Source material.
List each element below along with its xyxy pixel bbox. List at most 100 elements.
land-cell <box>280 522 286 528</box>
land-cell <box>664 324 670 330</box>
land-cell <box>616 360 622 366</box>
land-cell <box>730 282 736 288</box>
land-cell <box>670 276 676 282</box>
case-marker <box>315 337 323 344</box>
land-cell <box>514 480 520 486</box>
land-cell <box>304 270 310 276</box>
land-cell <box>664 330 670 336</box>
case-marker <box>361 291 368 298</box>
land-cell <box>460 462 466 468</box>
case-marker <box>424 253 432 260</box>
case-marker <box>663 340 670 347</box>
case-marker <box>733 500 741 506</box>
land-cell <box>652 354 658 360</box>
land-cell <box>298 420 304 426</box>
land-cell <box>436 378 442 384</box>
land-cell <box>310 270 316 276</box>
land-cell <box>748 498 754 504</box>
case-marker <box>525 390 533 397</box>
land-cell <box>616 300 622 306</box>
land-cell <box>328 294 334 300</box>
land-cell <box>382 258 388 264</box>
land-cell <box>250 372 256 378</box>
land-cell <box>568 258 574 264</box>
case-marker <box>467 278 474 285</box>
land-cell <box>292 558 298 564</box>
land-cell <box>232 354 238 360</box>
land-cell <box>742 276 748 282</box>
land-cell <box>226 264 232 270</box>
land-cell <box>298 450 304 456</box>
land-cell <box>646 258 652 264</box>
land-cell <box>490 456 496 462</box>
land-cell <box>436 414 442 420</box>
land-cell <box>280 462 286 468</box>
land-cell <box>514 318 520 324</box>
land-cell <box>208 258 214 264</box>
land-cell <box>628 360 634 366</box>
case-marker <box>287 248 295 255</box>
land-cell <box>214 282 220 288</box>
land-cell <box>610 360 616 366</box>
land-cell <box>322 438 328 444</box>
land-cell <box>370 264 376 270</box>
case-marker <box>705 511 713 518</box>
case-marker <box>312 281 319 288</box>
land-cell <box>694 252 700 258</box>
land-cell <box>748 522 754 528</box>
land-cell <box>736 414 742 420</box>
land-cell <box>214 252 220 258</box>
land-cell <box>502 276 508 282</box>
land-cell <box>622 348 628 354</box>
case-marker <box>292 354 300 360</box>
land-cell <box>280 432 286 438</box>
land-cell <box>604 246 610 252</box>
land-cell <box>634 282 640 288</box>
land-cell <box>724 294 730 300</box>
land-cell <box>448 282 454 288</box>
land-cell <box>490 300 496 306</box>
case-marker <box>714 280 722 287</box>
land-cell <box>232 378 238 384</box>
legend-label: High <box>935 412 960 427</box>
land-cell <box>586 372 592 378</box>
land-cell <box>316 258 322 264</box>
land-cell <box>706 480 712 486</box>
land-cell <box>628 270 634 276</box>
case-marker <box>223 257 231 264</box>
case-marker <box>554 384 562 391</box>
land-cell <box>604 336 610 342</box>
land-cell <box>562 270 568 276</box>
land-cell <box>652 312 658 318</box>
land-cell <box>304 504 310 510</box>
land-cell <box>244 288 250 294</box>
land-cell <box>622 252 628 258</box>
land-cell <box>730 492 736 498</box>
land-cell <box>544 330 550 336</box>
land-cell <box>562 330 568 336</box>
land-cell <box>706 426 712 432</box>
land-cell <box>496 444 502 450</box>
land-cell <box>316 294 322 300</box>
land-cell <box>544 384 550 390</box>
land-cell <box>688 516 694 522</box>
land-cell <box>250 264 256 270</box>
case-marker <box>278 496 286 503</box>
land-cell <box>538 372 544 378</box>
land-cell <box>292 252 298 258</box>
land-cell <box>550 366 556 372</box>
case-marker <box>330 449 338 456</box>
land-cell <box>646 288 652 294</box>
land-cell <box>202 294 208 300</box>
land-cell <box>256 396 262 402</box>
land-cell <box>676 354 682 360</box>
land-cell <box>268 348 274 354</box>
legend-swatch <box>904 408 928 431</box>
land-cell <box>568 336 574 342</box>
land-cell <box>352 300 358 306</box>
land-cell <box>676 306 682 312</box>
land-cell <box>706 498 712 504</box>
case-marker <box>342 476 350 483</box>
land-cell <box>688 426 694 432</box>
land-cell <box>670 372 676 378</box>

Directions.
Reproduce the data word for word, starting with its first line and going on through the line containing "land-cell <box>730 282 736 288</box>", with both ends included.

Response.
List each element below along with its xyxy pixel bbox. List at most 100 elements.
land-cell <box>280 522 286 528</box>
land-cell <box>664 324 670 330</box>
land-cell <box>616 360 622 366</box>
land-cell <box>730 282 736 288</box>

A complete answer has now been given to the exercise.